======== DATA LINES ========
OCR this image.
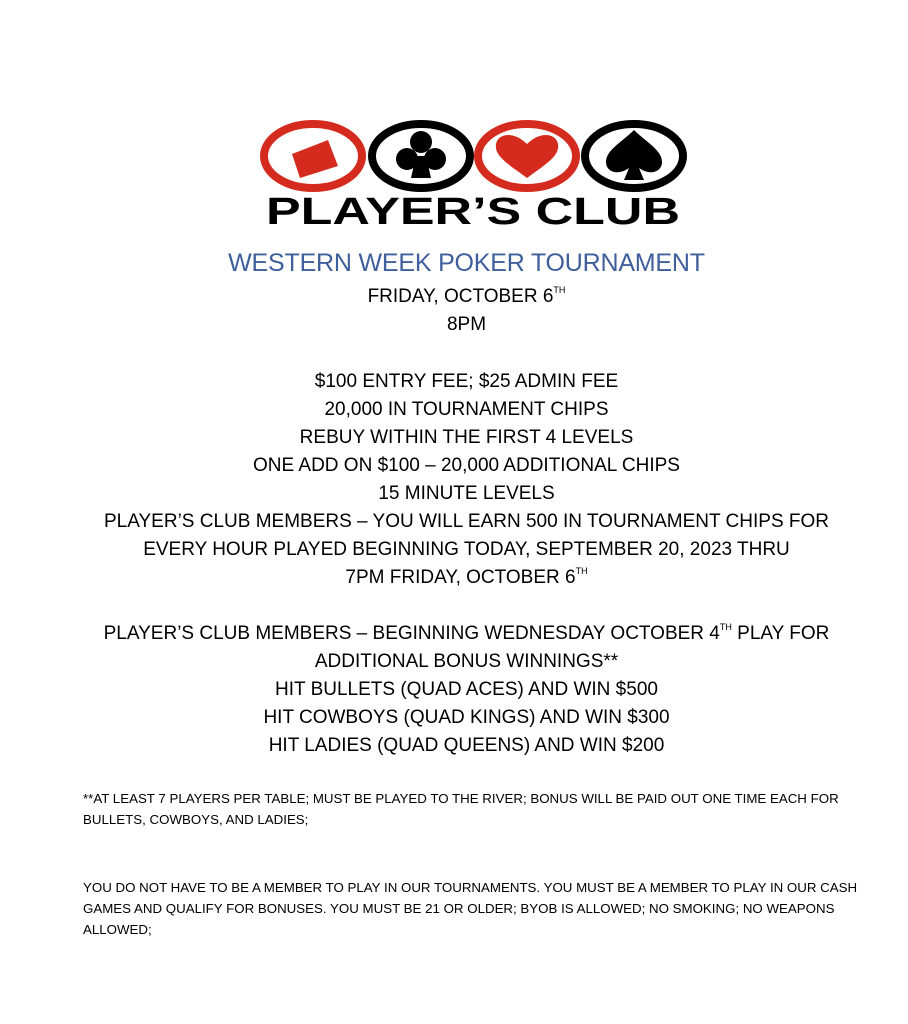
PLAYER’S CLUB
WESTERN WEEK POKER TOURNAMENT

FRIDAY, OCTOBER 6TH

8PM

$100 ENTRY FEE; $25 ADMIN FEE

20,000 IN TOURNAMENT CHIPS

REBUY WITHIN THE FIRST 4 LEVELS

ONE ADD ON $100 – 20,000 ADDITIONAL CHIPS

15 MINUTE LEVELS

PLAYER’S CLUB MEMBERS – YOU WILL EARN 500 IN TOURNAMENT CHIPS FOR

EVERY HOUR PLAYED BEGINNING TODAY, SEPTEMBER 20, 2023 THRU

7PM FRIDAY, OCTOBER 6TH

PLAYER’S CLUB MEMBERS – BEGINNING WEDNESDAY OCTOBER 4TH PLAY FOR

ADDITIONAL BONUS WINNINGS**

HIT BULLETS (QUAD ACES) AND WIN $500

HIT COWBOYS (QUAD KINGS) AND WIN $300

HIT LADIES (QUAD QUEENS) AND WIN $200

**AT LEAST 7 PLAYERS PER TABLE; MUST BE PLAYED TO THE RIVER; BONUS WILL BE PAID OUT ONE TIME EACH FOR BULLETS, COWBOYS, AND LADIES;

YOU DO NOT HAVE TO BE A MEMBER TO PLAY IN OUR TOURNAMENTS. YOU MUST BE A MEMBER TO PLAY IN OUR CASH GAMES AND QUALIFY FOR BONUSES. YOU MUST BE 21 OR OLDER; BYOB IS ALLOWED; NO SMOKING; NO WEAPONS ALLOWED;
========
### PROBLEM TO SOLVE
Tally the lines in these entries that have the string "QUAD" in them, then answer with the count and nothing else.

### EXERCISE SOLUTION
3